● Collection entries:
━━━━━━━━━━━━━━━━━━━━
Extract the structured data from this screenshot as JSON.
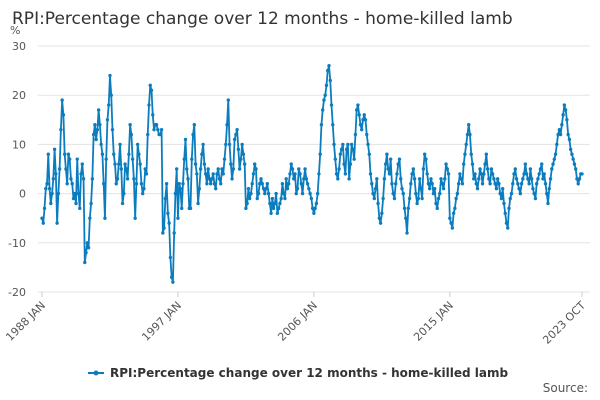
{
  "chart_data": {
    "type": "line",
    "title": "RPI:Percentage change over 12 months - home-killed lamb",
    "y_label": "%",
    "source": "Source:",
    "categories": [
      "1988 JAN",
      null,
      null,
      null,
      null,
      null,
      null,
      null,
      null,
      null,
      null,
      null,
      null,
      null,
      null,
      null,
      null,
      null,
      null,
      null,
      null,
      null,
      null,
      null,
      null,
      null,
      null,
      null,
      null,
      null,
      null,
      null,
      null,
      null,
      null,
      null,
      null,
      null,
      null,
      null,
      null,
      null,
      null,
      null,
      null,
      null,
      null,
      null,
      null,
      null,
      null,
      null,
      null,
      null,
      null,
      null,
      null,
      null,
      null,
      null,
      null,
      null,
      null,
      null,
      null,
      null,
      null,
      null,
      null,
      null,
      null,
      null,
      null,
      null,
      null,
      null,
      null,
      null,
      null,
      null,
      null,
      null,
      null,
      null,
      null,
      null,
      null,
      null,
      null,
      null,
      null,
      null,
      null,
      null,
      null,
      null,
      null,
      null,
      null,
      null,
      null,
      null,
      null,
      null,
      null,
      null,
      null,
      null,
      "1997 JAN",
      null,
      null,
      null,
      null,
      null,
      null,
      null,
      null,
      null,
      null,
      null,
      null,
      null,
      null,
      null,
      null,
      null,
      null,
      null,
      null,
      null,
      null,
      null,
      null,
      null,
      null,
      null,
      null,
      null,
      null,
      null,
      null,
      null,
      null,
      null,
      null,
      null,
      null,
      null,
      null,
      null,
      null,
      null,
      null,
      null,
      null,
      null,
      null,
      null,
      null,
      null,
      null,
      null,
      null,
      null,
      null,
      null,
      null,
      null,
      null,
      null,
      null,
      null,
      null,
      null,
      null,
      null,
      null,
      null,
      null,
      null,
      null,
      null,
      null,
      null,
      null,
      null,
      null,
      null,
      null,
      null,
      null,
      null,
      null,
      null,
      null,
      null,
      null,
      null,
      null,
      null,
      null,
      null,
      null,
      null,
      null,
      null,
      null,
      null,
      null,
      null,
      null,
      null,
      null,
      null,
      null,
      null,
      "2006 JAN",
      null,
      null,
      null,
      null,
      null,
      null,
      null,
      null,
      null,
      null,
      null,
      null,
      null,
      null,
      null,
      null,
      null,
      null,
      null,
      null,
      null,
      null,
      null,
      null,
      null,
      null,
      null,
      null,
      null,
      null,
      null,
      null,
      null,
      null,
      null,
      null,
      null,
      null,
      null,
      null,
      null,
      null,
      null,
      null,
      null,
      null,
      null,
      null,
      null,
      null,
      null,
      null,
      null,
      null,
      null,
      null,
      null,
      null,
      null,
      null,
      null,
      null,
      null,
      null,
      null,
      null,
      null,
      null,
      null,
      null,
      null,
      null,
      null,
      null,
      null,
      null,
      null,
      null,
      null,
      null,
      null,
      null,
      null,
      null,
      null,
      null,
      null,
      null,
      null,
      null,
      null,
      null,
      null,
      null,
      null,
      null,
      null,
      null,
      null,
      null,
      null,
      null,
      null,
      null,
      null,
      null,
      null,
      "2015 JAN",
      null,
      null,
      null,
      null,
      null,
      null,
      null,
      null,
      null,
      null,
      null,
      null,
      null,
      null,
      null,
      null,
      null,
      null,
      null,
      null,
      null,
      null,
      null,
      null,
      null,
      null,
      null,
      null,
      null,
      null,
      null,
      null,
      null,
      null,
      null,
      null,
      null,
      null,
      null,
      null,
      null,
      null,
      null,
      null,
      null,
      null,
      null,
      null,
      null,
      null,
      null,
      null,
      null,
      null,
      null,
      null,
      null,
      null,
      null,
      null,
      null,
      null,
      null,
      null,
      null,
      null,
      null,
      null,
      null,
      null,
      null,
      null,
      null,
      null,
      null,
      null,
      null,
      null,
      null,
      null,
      null,
      null,
      null,
      null,
      null,
      null,
      null,
      null,
      null,
      null,
      null,
      null,
      null,
      null,
      null,
      null,
      null,
      null,
      null,
      null,
      null,
      null,
      null,
      null,
      "2023 OCT"
    ],
    "series": [
      {
        "name": "RPI:Percentage change over 12 months - home-killed lamb",
        "color": "#0b7dbf",
        "values": [
          -5,
          -6,
          -3,
          1,
          2,
          8,
          1,
          -2,
          0,
          3,
          9,
          4,
          -6,
          0,
          5,
          13,
          19,
          16,
          8,
          5,
          2,
          8,
          7,
          3,
          2,
          -1,
          0,
          -2,
          7,
          0,
          -3,
          4,
          6,
          3,
          -14,
          -12,
          -10,
          -11,
          -5,
          -2,
          3,
          12,
          14,
          11,
          13,
          17,
          14,
          10,
          8,
          2,
          -5,
          7,
          15,
          18,
          24,
          20,
          13,
          8,
          6,
          2,
          3,
          6,
          10,
          5,
          -2,
          0,
          6,
          5,
          3,
          8,
          14,
          12,
          7,
          3,
          -5,
          2,
          10,
          8,
          6,
          2,
          0,
          1,
          5,
          4,
          12,
          18,
          22,
          21,
          16,
          13,
          14,
          14,
          13,
          12,
          12,
          13,
          -8,
          -7,
          -1,
          2,
          -4,
          -6,
          -13,
          -17,
          -18,
          -8,
          0,
          5,
          -5,
          2,
          1,
          -3,
          2,
          7,
          11,
          5,
          3,
          -3,
          -3,
          7,
          12,
          14,
          6,
          4,
          -2,
          1,
          5,
          8,
          10,
          6,
          4,
          2,
          5,
          3,
          2,
          3,
          4,
          2,
          1,
          4,
          5,
          3,
          2,
          5,
          4,
          7,
          10,
          14,
          19,
          10,
          6,
          3,
          5,
          11,
          12,
          13,
          9,
          5,
          7,
          10,
          8,
          6,
          -3,
          -2,
          1,
          -1,
          0,
          2,
          4,
          6,
          5,
          -1,
          0,
          2,
          3,
          2,
          1,
          0,
          1,
          2,
          0,
          -2,
          -4,
          -1,
          -3,
          -2,
          0,
          -4,
          -3,
          -2,
          -1,
          2,
          0,
          -1,
          3,
          1,
          2,
          4,
          6,
          5,
          3,
          4,
          0,
          1,
          5,
          4,
          2,
          0,
          3,
          5,
          3,
          2,
          1,
          0,
          -1,
          -3,
          -4,
          -3,
          -2,
          0,
          4,
          8,
          14,
          17,
          19,
          20,
          22,
          25,
          26,
          23,
          18,
          14,
          10,
          7,
          4,
          3,
          5,
          8,
          9,
          10,
          6,
          4,
          9,
          10,
          3,
          6,
          10,
          9,
          7,
          12,
          17,
          18,
          16,
          14,
          13,
          15,
          16,
          15,
          12,
          10,
          8,
          4,
          2,
          0,
          -1,
          1,
          3,
          -2,
          -5,
          -6,
          -4,
          -1,
          3,
          6,
          8,
          5,
          4,
          7,
          2,
          0,
          -1,
          2,
          4,
          6,
          7,
          3,
          1,
          0,
          -3,
          -5,
          -8,
          -3,
          -1,
          2,
          4,
          5,
          3,
          0,
          -2,
          -1,
          3,
          1,
          -1,
          5,
          8,
          7,
          4,
          2,
          1,
          3,
          2,
          0,
          1,
          -2,
          -3,
          -1,
          0,
          3,
          2,
          1,
          3,
          6,
          5,
          4,
          -5,
          -6,
          -7,
          -4,
          -3,
          -1,
          0,
          2,
          4,
          3,
          2,
          6,
          8,
          10,
          12,
          14,
          12,
          8,
          6,
          3,
          4,
          2,
          1,
          3,
          5,
          4,
          2,
          4,
          6,
          8,
          5,
          3,
          2,
          5,
          4,
          3,
          2,
          1,
          3,
          2,
          0,
          -1,
          1,
          -2,
          -4,
          -6,
          -7,
          -3,
          -1,
          0,
          2,
          4,
          5,
          3,
          2,
          1,
          0,
          2,
          3,
          4,
          6,
          4,
          3,
          2,
          5,
          3,
          1,
          0,
          -1,
          2,
          3,
          4,
          5,
          6,
          3,
          4,
          2,
          0,
          -2,
          1,
          3,
          5,
          6,
          7,
          8,
          10,
          12,
          13,
          12,
          14,
          16,
          18,
          17,
          15,
          12,
          11,
          9,
          8,
          7,
          6,
          5,
          3,
          2,
          3,
          4,
          4
        ]
      }
    ],
    "ylim": [
      -20,
      30
    ],
    "yticks": [
      -20,
      -10,
      0,
      10,
      20,
      30
    ],
    "grid": true,
    "legend": "bottom"
  }
}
━━━━━━━━━━━━━━━━━━━━
Write out every line of the entries that holds the word "months".

● ANSWER IN FULL:
    "title": "RPI:Percentage change over 12 months - home-killed lamb",
        "name": "RPI:Percentage change over 12 months - home-killed lamb",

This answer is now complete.